==== LISTING

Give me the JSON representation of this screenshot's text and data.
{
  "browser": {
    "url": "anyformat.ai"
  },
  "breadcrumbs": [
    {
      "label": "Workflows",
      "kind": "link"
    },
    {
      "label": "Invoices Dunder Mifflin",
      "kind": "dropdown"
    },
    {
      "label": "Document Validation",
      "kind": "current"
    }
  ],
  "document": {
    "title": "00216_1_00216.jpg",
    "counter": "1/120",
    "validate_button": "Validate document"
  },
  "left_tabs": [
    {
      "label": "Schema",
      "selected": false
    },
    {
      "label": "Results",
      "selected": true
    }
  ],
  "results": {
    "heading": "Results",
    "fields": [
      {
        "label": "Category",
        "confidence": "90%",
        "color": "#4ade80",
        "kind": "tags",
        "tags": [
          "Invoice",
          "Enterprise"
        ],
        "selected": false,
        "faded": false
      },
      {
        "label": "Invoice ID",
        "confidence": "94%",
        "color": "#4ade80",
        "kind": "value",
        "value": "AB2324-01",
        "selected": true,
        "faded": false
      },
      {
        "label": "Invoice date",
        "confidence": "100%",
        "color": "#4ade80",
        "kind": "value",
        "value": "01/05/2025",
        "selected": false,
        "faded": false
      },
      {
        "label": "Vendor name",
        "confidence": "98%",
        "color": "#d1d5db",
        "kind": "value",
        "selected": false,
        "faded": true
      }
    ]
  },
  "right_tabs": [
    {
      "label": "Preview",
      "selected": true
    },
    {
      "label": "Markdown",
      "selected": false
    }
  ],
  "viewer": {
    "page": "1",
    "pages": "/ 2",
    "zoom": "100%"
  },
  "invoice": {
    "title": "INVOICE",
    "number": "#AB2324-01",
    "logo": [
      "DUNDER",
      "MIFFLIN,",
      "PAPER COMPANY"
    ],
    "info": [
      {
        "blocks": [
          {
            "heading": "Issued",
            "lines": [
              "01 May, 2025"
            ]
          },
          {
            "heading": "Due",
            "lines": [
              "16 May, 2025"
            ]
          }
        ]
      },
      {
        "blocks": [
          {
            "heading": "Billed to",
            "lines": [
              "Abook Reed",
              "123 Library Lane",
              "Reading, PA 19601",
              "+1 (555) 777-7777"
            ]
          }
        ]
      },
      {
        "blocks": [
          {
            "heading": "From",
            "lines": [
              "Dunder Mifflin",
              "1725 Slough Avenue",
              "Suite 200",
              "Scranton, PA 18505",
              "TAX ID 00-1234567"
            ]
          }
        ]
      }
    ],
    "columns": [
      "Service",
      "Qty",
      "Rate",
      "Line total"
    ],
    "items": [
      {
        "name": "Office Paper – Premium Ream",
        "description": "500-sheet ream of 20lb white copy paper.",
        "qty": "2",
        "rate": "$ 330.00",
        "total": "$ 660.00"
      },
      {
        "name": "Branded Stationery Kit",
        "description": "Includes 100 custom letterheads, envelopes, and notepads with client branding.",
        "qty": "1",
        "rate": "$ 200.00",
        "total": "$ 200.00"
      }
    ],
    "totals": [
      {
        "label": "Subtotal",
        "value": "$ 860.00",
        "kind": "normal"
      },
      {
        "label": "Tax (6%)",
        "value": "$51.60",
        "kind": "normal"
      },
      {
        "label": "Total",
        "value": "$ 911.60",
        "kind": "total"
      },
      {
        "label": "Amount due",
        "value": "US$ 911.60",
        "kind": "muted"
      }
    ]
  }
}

========

WORK INSTRUCTIONS
Show, from the material above, each line that includes the string "description".

IN RESPONSE
        "description": "500-sheet ream of 20lb white copy paper.",
        "description": "Includes 100 custom letterheads, envelopes, and notepads with client branding.",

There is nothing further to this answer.